## AIM
Transcribe all the entries word for word, omitting any pictures they contain.

begin DATASET EXCERPTS

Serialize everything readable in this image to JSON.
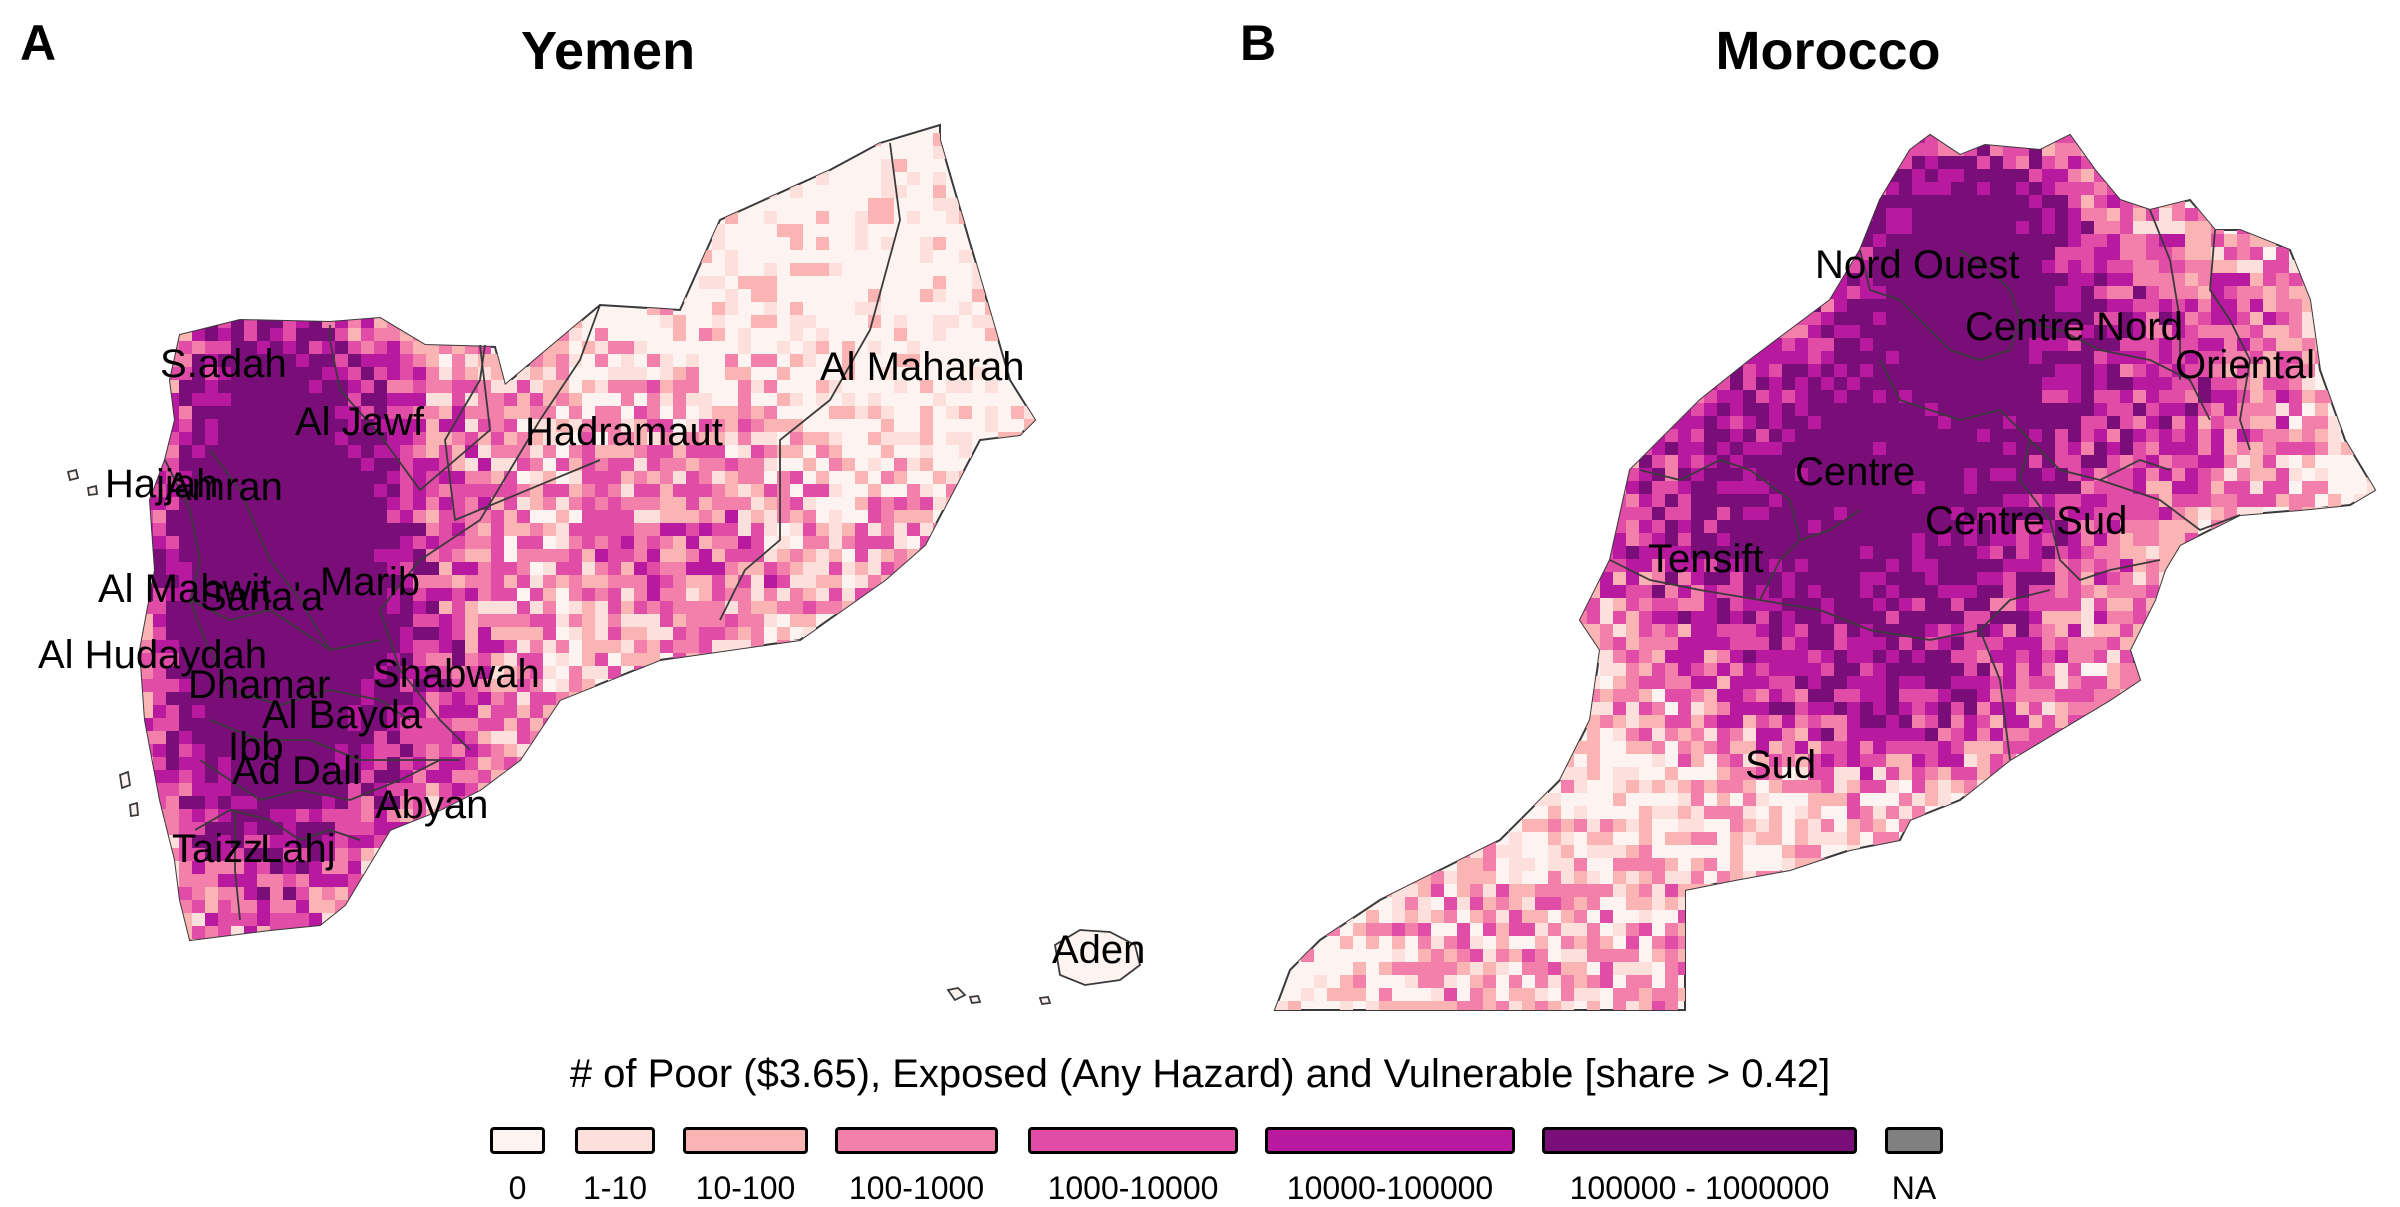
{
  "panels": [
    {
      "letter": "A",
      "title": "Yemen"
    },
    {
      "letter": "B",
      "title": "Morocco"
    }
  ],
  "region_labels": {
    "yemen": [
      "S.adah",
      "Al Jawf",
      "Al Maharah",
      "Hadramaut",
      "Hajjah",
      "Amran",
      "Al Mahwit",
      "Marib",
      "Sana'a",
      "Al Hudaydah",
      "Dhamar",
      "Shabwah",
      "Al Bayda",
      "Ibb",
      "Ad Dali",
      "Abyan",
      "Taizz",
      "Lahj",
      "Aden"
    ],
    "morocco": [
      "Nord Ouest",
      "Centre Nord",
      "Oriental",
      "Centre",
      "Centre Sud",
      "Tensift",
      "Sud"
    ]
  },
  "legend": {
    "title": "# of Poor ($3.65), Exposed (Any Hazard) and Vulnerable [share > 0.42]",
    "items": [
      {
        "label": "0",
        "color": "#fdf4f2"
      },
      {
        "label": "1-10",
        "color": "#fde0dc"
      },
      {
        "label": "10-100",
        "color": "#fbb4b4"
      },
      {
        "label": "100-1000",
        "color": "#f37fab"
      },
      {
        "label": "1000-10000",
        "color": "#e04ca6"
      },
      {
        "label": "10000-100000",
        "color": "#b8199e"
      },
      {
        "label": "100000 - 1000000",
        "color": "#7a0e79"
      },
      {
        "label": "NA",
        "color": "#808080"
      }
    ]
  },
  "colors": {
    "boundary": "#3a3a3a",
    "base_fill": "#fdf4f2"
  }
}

end DATASET EXCERPTS

## RESPONSE
Serialize everything readable in this image to JSON.
{
  "panels": [
    {
      "letter": "A",
      "title": "Yemen"
    },
    {
      "letter": "B",
      "title": "Morocco"
    }
  ],
  "region_labels": {
    "yemen": [
      "S.adah",
      "Al Jawf",
      "Al Maharah",
      "Hadramaut",
      "Hajjah",
      "Amran",
      "Al Mahwit",
      "Marib",
      "Sana'a",
      "Al Hudaydah",
      "Dhamar",
      "Shabwah",
      "Al Bayda",
      "Ibb",
      "Ad Dali",
      "Abyan",
      "Taizz",
      "Lahj",
      "Aden"
    ],
    "morocco": [
      "Nord Ouest",
      "Centre Nord",
      "Oriental",
      "Centre",
      "Centre Sud",
      "Tensift",
      "Sud"
    ]
  },
  "legend": {
    "title": "# of Poor ($3.65), Exposed (Any Hazard) and Vulnerable [share > 0.42]",
    "items": [
      {
        "label": "0",
        "color": "#fdf4f2"
      },
      {
        "label": "1-10",
        "color": "#fde0dc"
      },
      {
        "label": "10-100",
        "color": "#fbb4b4"
      },
      {
        "label": "100-1000",
        "color": "#f37fab"
      },
      {
        "label": "1000-10000",
        "color": "#e04ca6"
      },
      {
        "label": "10000-100000",
        "color": "#b8199e"
      },
      {
        "label": "100000 - 1000000",
        "color": "#7a0e79"
      },
      {
        "label": "NA",
        "color": "#808080"
      }
    ]
  },
  "colors": {
    "boundary": "#3a3a3a",
    "base_fill": "#fdf4f2"
  }
}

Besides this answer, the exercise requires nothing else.